- [What the task requires]
Copy all lines below containing "this".

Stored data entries

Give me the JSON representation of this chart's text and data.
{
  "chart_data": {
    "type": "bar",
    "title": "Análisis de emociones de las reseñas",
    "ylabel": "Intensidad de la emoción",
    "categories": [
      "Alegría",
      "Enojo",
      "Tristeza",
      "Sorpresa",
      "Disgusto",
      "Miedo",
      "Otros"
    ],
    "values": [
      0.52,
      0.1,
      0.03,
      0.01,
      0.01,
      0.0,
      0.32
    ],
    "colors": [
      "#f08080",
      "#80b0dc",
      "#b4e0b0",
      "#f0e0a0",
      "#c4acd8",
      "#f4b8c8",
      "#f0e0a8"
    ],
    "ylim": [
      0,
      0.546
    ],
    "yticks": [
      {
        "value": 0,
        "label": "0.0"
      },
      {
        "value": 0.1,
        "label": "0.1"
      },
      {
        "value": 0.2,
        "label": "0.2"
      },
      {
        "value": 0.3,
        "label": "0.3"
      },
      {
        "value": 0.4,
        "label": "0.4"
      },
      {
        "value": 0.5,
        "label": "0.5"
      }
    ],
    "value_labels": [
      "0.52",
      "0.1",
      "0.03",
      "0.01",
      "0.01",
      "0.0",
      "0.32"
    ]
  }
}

---

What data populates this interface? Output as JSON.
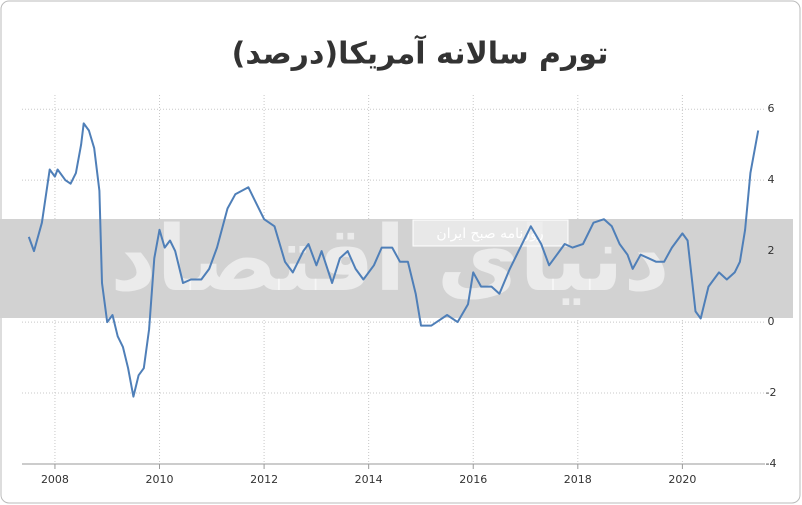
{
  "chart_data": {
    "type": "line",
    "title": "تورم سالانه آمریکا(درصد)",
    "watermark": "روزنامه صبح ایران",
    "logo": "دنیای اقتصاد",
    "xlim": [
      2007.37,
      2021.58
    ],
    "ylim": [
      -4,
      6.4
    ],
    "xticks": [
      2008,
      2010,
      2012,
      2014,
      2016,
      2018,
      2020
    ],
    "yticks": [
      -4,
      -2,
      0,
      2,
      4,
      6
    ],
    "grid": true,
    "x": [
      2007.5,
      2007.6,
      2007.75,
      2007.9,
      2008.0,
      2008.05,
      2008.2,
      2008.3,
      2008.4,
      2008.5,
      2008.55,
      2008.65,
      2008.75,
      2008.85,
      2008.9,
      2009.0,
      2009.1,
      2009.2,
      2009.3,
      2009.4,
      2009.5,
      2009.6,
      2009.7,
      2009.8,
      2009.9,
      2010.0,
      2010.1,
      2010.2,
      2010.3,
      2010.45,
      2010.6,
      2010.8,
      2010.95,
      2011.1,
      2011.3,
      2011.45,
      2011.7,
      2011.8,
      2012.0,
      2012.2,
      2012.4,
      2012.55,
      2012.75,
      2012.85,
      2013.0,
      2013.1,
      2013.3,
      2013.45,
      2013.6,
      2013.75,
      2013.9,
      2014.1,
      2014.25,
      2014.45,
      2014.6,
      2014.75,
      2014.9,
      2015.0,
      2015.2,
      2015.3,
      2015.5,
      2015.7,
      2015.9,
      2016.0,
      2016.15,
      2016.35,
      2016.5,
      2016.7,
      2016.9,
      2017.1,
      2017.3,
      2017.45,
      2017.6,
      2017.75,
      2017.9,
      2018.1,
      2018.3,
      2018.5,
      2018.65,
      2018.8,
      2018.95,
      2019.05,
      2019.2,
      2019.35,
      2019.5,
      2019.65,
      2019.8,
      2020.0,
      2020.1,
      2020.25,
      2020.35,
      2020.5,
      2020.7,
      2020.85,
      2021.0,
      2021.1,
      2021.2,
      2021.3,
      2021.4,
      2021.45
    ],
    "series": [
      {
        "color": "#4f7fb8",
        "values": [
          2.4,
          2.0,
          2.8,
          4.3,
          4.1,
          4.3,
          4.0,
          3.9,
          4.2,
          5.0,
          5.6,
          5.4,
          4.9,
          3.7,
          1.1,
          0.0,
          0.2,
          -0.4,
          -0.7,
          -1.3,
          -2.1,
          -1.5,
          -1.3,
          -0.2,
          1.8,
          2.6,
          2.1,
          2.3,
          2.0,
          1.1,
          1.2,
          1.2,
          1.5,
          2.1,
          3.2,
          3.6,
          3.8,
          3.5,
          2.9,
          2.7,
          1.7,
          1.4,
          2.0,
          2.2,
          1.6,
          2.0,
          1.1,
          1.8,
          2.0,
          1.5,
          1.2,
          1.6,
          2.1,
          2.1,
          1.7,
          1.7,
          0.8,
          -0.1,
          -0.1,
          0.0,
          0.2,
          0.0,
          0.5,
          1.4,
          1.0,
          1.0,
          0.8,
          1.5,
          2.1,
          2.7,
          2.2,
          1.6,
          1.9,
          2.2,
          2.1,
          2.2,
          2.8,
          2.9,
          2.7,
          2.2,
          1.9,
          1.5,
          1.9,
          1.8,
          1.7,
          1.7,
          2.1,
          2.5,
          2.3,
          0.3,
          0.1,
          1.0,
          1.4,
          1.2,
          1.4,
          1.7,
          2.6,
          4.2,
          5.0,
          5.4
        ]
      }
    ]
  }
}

* * *

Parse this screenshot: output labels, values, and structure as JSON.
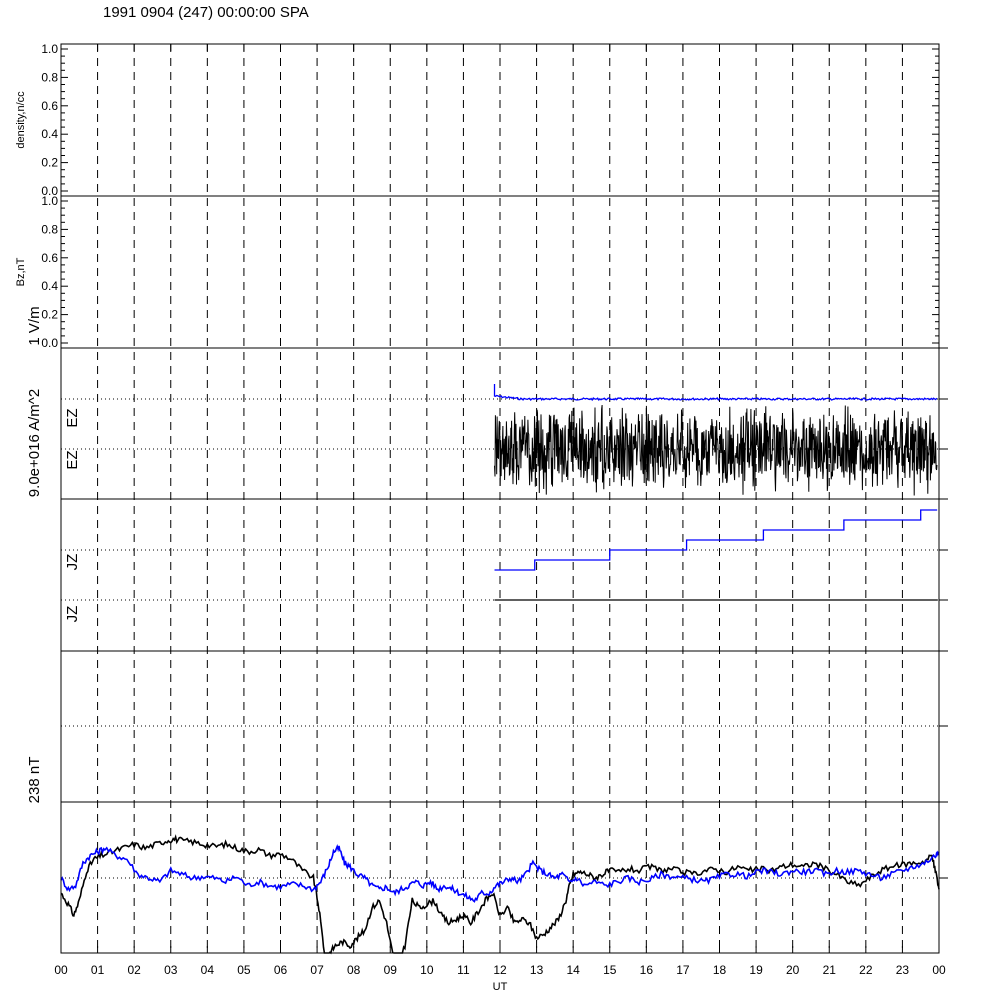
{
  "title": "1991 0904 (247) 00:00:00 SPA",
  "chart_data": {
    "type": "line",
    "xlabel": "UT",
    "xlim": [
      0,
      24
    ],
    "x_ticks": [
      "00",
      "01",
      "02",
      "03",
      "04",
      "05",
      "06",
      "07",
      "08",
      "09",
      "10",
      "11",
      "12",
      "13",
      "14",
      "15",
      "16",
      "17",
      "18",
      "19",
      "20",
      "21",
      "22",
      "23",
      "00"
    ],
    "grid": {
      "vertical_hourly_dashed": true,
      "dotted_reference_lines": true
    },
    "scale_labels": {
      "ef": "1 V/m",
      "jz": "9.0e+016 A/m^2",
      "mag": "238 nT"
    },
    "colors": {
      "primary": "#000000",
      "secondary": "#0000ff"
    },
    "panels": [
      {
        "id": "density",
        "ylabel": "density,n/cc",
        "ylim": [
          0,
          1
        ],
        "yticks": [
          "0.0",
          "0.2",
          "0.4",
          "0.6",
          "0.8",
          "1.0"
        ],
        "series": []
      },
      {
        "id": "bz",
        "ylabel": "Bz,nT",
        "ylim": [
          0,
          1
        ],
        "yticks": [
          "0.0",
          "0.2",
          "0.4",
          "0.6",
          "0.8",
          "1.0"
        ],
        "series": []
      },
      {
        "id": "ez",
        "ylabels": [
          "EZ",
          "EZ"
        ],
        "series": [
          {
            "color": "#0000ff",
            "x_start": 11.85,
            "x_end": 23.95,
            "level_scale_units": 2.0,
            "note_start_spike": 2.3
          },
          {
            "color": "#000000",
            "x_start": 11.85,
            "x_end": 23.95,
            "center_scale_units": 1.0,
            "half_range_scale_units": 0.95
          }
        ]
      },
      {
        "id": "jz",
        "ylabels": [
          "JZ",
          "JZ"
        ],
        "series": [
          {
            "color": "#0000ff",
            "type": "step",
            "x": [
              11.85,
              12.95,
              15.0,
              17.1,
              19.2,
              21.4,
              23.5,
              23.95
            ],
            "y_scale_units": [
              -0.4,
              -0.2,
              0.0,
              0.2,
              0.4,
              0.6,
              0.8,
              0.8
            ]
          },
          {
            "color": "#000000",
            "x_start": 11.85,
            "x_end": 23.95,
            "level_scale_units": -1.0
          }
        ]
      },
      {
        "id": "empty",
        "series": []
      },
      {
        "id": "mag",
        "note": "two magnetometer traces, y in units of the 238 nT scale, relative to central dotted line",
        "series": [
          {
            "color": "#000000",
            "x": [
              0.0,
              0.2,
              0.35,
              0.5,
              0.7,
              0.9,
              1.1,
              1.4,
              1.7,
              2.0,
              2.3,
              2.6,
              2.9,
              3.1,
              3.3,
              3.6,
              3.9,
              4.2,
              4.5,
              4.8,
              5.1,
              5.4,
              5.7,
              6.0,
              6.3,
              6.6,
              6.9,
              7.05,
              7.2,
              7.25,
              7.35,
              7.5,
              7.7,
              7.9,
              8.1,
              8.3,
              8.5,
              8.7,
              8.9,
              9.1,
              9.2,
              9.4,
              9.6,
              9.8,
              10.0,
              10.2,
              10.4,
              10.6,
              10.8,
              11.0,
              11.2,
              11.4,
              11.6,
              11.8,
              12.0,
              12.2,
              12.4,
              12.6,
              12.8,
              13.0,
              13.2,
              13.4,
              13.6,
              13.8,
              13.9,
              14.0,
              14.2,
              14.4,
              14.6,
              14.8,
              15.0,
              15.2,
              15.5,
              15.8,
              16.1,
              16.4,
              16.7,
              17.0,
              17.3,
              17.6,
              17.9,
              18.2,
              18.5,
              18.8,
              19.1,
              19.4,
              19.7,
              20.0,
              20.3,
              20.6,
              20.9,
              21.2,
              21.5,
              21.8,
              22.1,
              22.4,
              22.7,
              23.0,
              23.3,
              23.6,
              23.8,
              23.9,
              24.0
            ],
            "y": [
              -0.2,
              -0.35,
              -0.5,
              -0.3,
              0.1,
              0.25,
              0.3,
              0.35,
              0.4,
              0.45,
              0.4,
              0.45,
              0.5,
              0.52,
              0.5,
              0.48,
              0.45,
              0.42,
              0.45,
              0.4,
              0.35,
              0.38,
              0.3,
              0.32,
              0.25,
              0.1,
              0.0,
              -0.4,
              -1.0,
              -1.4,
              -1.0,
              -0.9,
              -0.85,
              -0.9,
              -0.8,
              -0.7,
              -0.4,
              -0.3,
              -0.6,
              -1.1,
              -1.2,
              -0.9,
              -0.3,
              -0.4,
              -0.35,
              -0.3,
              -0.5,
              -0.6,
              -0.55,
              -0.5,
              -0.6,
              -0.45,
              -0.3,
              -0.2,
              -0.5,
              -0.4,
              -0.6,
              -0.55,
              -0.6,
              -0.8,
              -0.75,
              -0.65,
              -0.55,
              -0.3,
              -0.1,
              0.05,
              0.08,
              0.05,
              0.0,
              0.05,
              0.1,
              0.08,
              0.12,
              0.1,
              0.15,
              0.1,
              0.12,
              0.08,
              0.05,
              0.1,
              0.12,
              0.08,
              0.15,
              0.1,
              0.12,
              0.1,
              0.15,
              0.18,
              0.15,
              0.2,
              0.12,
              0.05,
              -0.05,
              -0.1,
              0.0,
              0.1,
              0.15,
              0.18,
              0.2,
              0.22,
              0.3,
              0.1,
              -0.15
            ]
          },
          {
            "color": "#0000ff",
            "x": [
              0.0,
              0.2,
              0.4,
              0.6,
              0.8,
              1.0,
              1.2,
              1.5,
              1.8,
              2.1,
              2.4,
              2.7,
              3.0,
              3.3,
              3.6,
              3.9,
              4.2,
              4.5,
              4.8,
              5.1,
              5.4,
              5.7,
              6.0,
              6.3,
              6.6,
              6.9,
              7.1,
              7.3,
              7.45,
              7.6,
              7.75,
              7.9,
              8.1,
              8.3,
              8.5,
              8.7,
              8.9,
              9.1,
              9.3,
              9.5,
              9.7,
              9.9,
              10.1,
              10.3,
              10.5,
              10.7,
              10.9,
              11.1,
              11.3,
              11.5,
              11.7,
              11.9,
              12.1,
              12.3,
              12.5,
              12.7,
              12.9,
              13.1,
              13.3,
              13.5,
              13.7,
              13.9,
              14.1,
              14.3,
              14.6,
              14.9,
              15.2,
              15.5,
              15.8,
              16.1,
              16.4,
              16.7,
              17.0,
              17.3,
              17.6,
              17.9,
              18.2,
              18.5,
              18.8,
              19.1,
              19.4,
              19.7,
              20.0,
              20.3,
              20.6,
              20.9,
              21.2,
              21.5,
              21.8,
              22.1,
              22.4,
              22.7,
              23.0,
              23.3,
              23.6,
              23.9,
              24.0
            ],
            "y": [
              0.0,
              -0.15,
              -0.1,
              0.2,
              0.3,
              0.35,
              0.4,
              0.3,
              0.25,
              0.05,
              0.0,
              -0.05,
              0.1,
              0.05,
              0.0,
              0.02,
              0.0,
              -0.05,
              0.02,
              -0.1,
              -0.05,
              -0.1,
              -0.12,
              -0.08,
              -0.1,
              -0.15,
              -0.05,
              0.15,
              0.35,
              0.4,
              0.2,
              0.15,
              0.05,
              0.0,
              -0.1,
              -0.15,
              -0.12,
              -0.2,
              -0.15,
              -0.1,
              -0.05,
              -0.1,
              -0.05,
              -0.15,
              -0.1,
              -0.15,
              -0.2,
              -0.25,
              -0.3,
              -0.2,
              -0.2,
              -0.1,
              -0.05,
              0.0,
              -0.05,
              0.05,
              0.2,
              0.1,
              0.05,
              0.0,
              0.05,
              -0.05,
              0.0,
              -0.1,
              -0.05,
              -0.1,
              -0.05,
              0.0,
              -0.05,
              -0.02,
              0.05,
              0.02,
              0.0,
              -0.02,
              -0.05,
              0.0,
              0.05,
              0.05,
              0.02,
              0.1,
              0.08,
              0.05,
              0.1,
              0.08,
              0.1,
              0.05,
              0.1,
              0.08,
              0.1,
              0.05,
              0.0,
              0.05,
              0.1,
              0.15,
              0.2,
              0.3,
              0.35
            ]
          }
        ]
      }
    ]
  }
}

- [Response to the task]
Give me the JSON representation of this chart's text and data.
What data populates this interface? Output as JSON.
Parse this screenshot: output labels, values, and structure as JSON.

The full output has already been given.